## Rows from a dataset
####

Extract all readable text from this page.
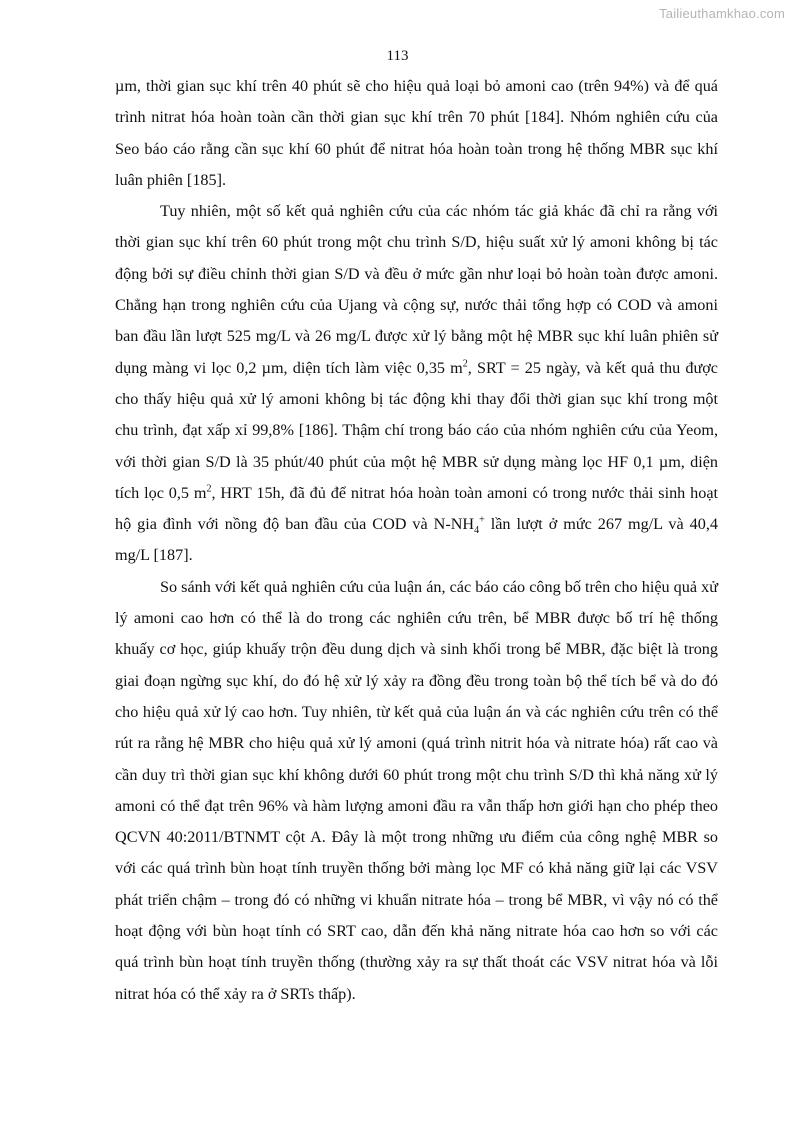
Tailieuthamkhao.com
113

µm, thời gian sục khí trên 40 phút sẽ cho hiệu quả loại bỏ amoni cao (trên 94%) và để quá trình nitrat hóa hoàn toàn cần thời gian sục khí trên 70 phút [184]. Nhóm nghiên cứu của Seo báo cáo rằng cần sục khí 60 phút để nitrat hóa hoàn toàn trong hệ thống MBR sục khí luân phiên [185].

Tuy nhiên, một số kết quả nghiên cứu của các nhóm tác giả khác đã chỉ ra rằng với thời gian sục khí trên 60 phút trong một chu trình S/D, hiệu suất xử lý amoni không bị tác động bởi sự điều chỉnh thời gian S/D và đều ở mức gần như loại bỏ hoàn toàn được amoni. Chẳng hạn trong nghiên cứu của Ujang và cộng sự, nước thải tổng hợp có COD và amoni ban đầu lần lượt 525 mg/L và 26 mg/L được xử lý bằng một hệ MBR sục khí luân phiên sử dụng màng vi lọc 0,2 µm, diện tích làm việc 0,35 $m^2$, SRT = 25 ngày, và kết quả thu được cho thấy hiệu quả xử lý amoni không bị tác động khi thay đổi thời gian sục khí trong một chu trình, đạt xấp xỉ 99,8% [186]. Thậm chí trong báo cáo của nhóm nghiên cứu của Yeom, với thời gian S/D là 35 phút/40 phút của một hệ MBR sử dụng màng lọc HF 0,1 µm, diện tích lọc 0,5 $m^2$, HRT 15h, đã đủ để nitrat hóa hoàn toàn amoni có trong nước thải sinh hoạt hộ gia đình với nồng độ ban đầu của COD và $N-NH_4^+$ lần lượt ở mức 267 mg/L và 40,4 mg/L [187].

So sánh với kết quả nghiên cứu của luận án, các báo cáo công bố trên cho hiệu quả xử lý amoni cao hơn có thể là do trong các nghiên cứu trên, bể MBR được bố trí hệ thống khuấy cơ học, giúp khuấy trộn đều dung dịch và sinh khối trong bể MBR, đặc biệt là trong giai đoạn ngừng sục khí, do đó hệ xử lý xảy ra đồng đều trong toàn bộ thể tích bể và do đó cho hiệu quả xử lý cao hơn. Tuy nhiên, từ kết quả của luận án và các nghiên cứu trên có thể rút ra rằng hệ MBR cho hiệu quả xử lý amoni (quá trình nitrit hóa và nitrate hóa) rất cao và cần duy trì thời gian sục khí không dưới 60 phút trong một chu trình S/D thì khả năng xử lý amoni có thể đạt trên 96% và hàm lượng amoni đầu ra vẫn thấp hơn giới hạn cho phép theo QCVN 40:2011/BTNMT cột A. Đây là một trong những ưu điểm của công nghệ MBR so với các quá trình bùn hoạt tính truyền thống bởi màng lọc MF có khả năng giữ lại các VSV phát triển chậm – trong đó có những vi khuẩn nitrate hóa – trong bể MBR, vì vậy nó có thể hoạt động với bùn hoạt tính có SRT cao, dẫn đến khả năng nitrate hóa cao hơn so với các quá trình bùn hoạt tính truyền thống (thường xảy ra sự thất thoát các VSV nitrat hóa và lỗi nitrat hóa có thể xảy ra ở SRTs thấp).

####

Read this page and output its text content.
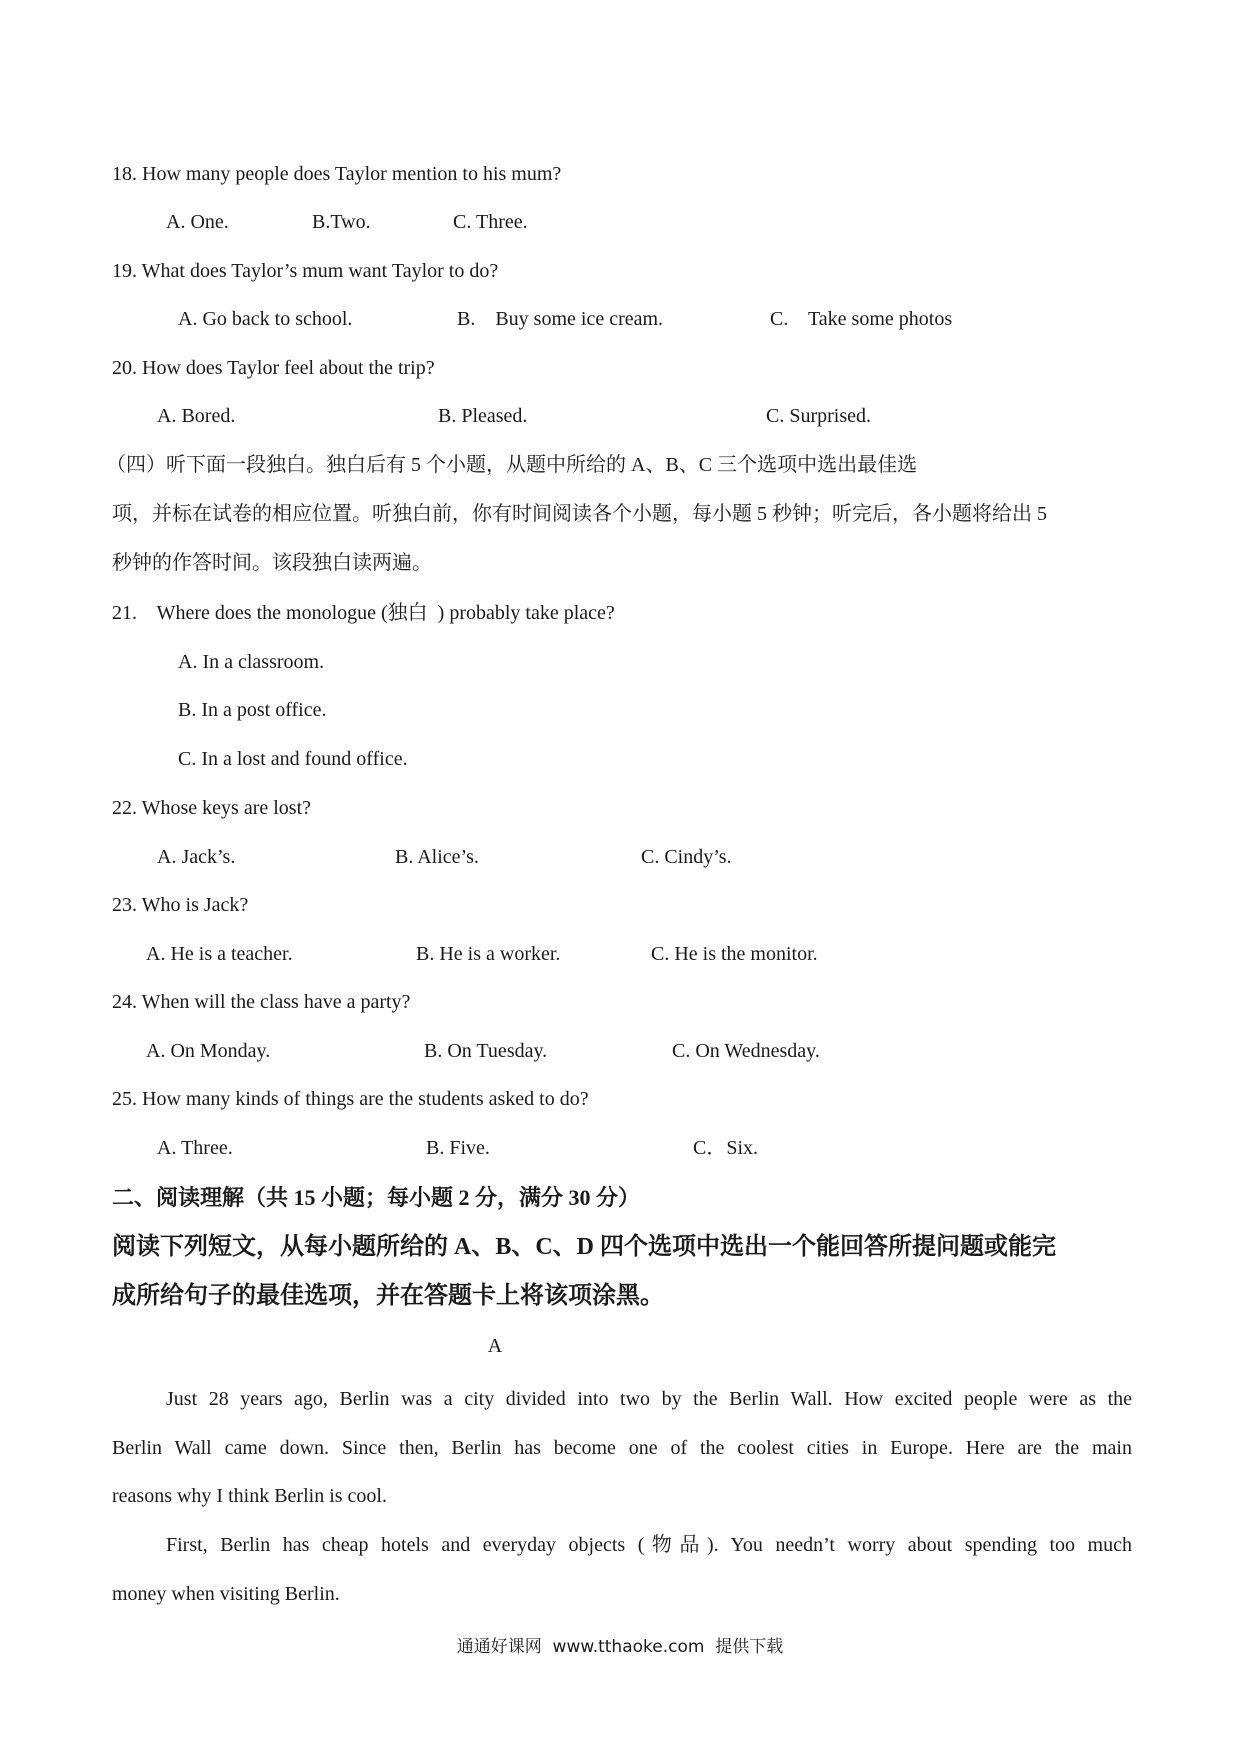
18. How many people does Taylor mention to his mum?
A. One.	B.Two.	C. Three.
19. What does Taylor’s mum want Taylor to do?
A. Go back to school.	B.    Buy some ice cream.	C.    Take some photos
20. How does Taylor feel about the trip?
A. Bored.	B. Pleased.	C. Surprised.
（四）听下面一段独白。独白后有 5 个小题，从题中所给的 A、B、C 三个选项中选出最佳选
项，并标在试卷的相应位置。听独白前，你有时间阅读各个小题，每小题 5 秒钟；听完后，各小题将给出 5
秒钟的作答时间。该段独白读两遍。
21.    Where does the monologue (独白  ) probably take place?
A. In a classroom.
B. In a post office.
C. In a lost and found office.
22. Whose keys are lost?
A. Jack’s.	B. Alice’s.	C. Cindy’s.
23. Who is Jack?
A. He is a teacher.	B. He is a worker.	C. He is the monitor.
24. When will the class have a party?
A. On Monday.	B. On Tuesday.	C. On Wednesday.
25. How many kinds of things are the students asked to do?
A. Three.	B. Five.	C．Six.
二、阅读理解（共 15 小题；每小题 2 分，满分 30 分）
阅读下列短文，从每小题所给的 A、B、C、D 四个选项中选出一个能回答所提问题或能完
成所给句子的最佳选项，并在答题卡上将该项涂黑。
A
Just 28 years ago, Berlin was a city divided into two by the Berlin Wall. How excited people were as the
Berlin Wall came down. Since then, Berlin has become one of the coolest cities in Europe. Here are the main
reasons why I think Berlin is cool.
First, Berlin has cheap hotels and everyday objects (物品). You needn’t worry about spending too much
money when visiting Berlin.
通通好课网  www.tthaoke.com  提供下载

####

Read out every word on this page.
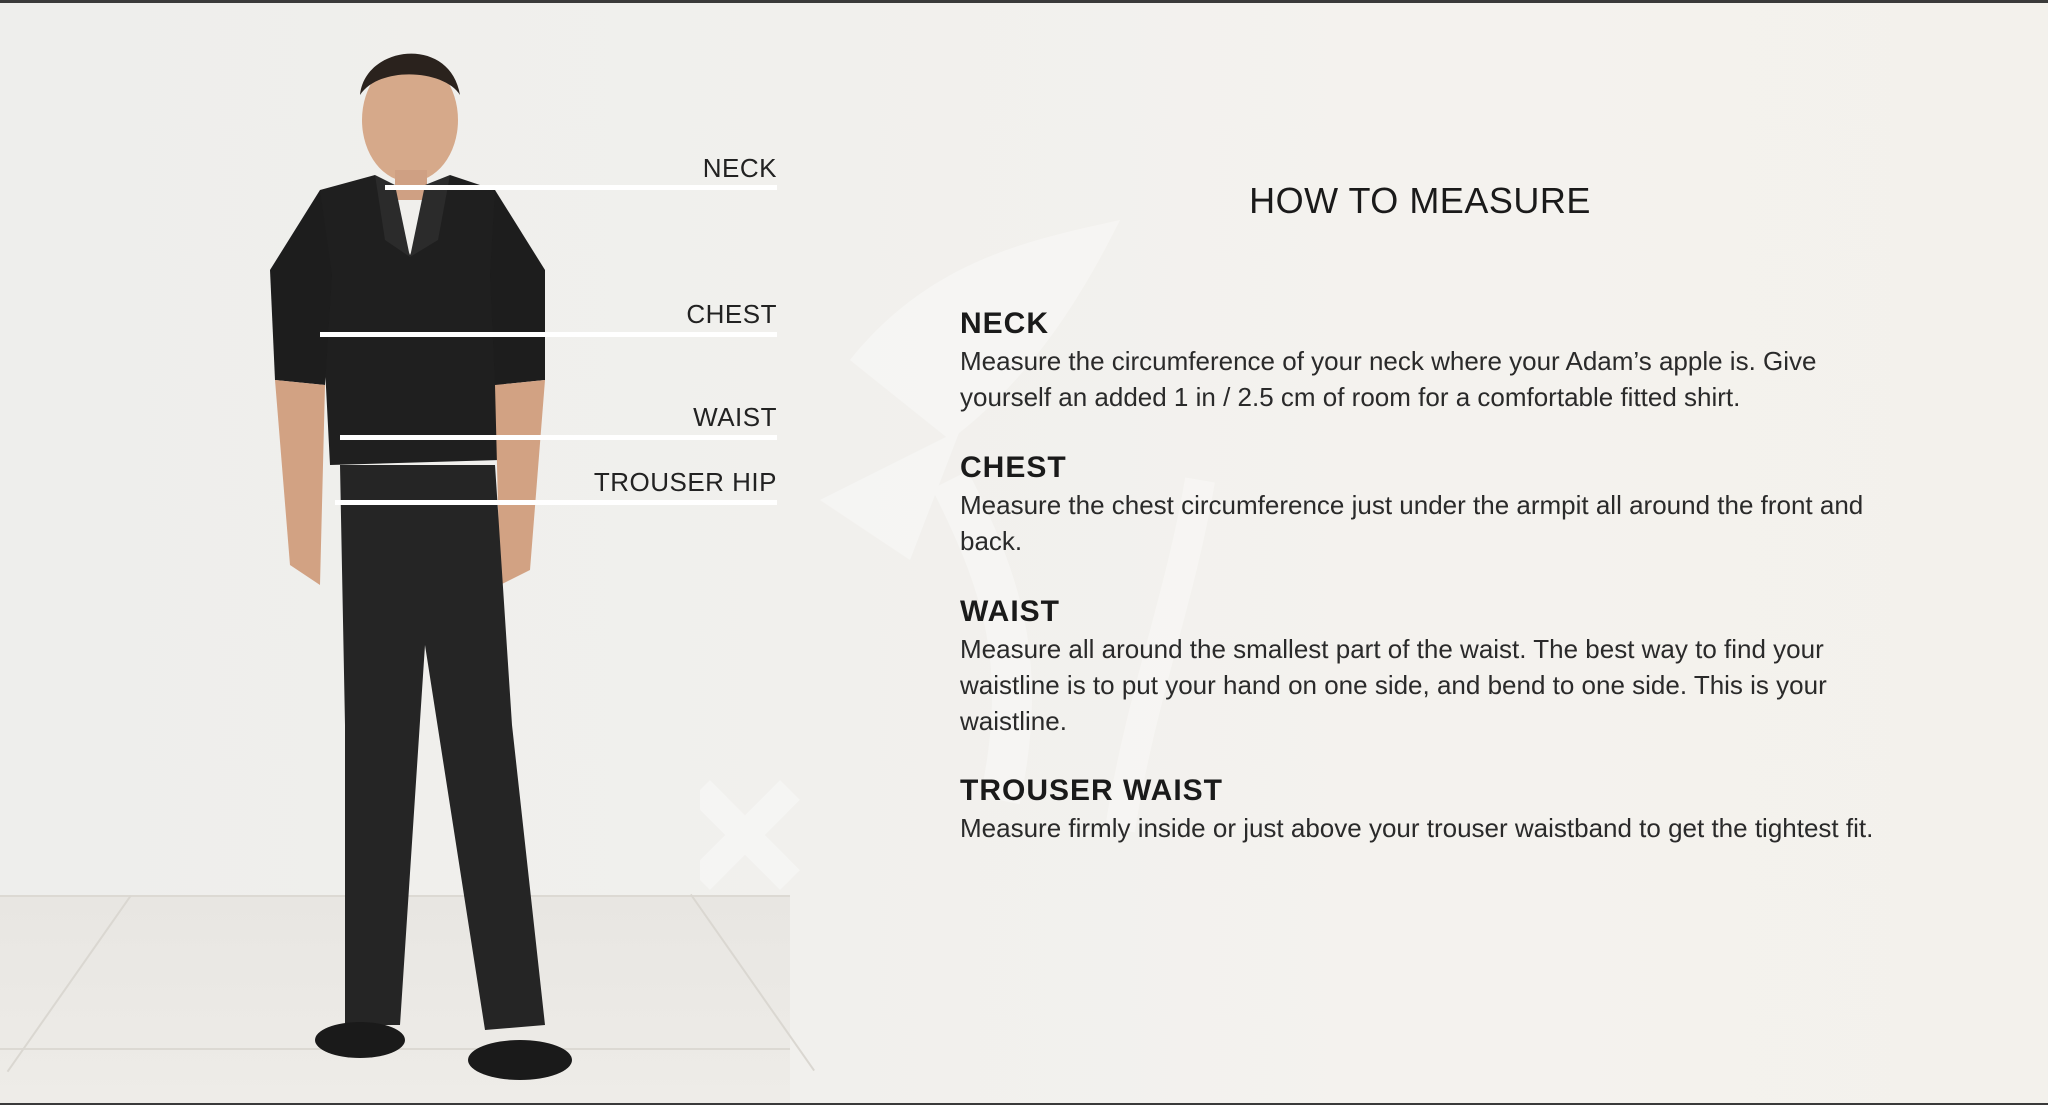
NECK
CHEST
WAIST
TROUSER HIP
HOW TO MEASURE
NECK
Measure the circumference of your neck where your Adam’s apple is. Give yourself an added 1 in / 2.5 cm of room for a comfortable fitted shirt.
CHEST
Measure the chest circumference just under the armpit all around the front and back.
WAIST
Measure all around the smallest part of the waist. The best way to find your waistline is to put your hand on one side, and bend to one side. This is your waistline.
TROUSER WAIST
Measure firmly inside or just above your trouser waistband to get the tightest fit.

####

## DESCRIPTION OF THE TASK
Provide only the count of lines in the data above that include the string "Berlin".

## REPLY TO THE TASK
5